Leave out the pictures and copy everything else in the entries exactly.

-- BEGIN DATA SHOWN --

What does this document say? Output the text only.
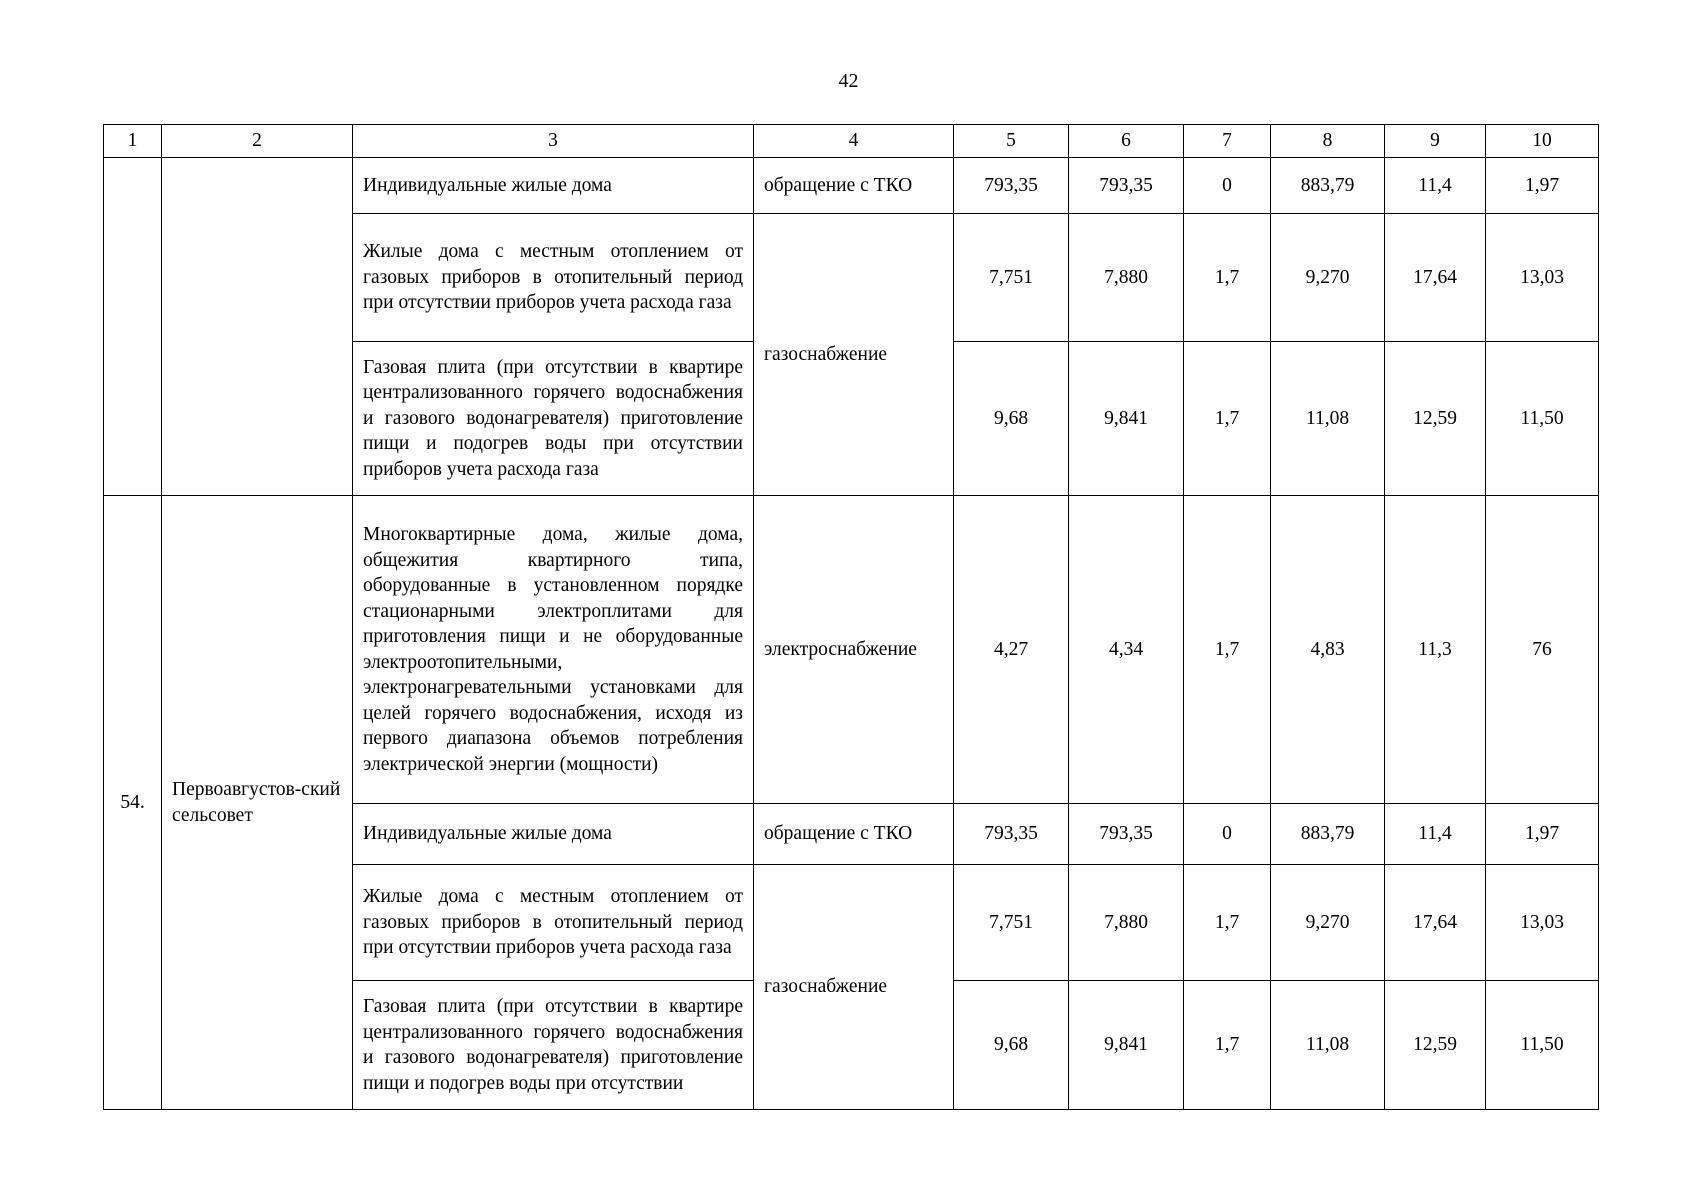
42
1	2	3	4	5	6	7	8	9	10
		Индивидуальные жилые дома	обращение с ТКО	793,35	793,35	0	883,79	11,4	1,97
		Жилые дома с местным отоплением от газовых приборов в отопительный период при отсутствии приборов учета расхода газа	газоснабжение	7,751	7,880	1,7	9,270	17,64	13,03
		Газовая плита (при отсутствии в квартире централизованного горячего водоснабжения и газового водонагревателя) приготовление пищи и подогрев воды при отсутствии приборов учета расхода газа		9,68	9,841	1,7	11,08	12,59	11,50
54.	Первоавгустов-ский сельсовет	Многоквартирные дома, жилые дома, общежития квартирного типа, оборудованные в установленном порядке стационарными электроплитами для приготовления пищи и не оборудованные электроотопительными, электронагревательными установками для целей горячего водоснабжения, исходя из первого диапазона объемов потребления электрической энергии (мощности)	электроснабжение	4,27	4,34	1,7	4,83	11,3	76
		Индивидуальные жилые дома	обращение с ТКО	793,35	793,35	0	883,79	11,4	1,97
		Жилые дома с местным отоплением от газовых приборов в отопительный период при отсутствии приборов учета расхода газа	газоснабжение	7,751	7,880	1,7	9,270	17,64	13,03
		Газовая плита (при отсутствии в квартире централизованного горячего водоснабжения и газового водонагревателя) приготовление пищи и подогрев воды при отсутствии		9,68	9,841	1,7	11,08	12,59	11,50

-- END DATA SHOWN --

* OUTPUT *
What does this document say? Output the text only.
42
1	2	3	4	5	6	7	8	9	10
		Индивидуальные жилые дома	обращение с ТКО	793,35	793,35	0	883,79	11,4	1,97
		Жилые дома с местным отоплением от газовых приборов в отопительный период при отсутствии приборов учета расхода газа	газоснабжение	7,751	7,880	1,7	9,270	17,64	13,03
		Газовая плита (при отсутствии в квартире централизованного горячего водоснабжения и газового водонагревателя) приготовление пищи и подогрев воды при отсутствии приборов учета расхода газа		9,68	9,841	1,7	11,08	12,59	11,50
54.	Первоавгустов-ский сельсовет	Многоквартирные дома, жилые дома, общежития квартирного типа, оборудованные в установленном порядке стационарными электроплитами для приготовления пищи и не оборудованные электроотопительными, электронагревательными установками для целей горячего водоснабжения, исходя из первого диапазона объемов потребления электрической энергии (мощности)	электроснабжение	4,27	4,34	1,7	4,83	11,3	76
		Индивидуальные жилые дома	обращение с ТКО	793,35	793,35	0	883,79	11,4	1,97
		Жилые дома с местным отоплением от газовых приборов в отопительный период при отсутствии приборов учета расхода газа	газоснабжение	7,751	7,880	1,7	9,270	17,64	13,03
		Газовая плита (при отсутствии в квартире централизованного горячего водоснабжения и газового водонагревателя) приготовление пищи и подогрев воды при отсутствии		9,68	9,841	1,7	11,08	12,59	11,50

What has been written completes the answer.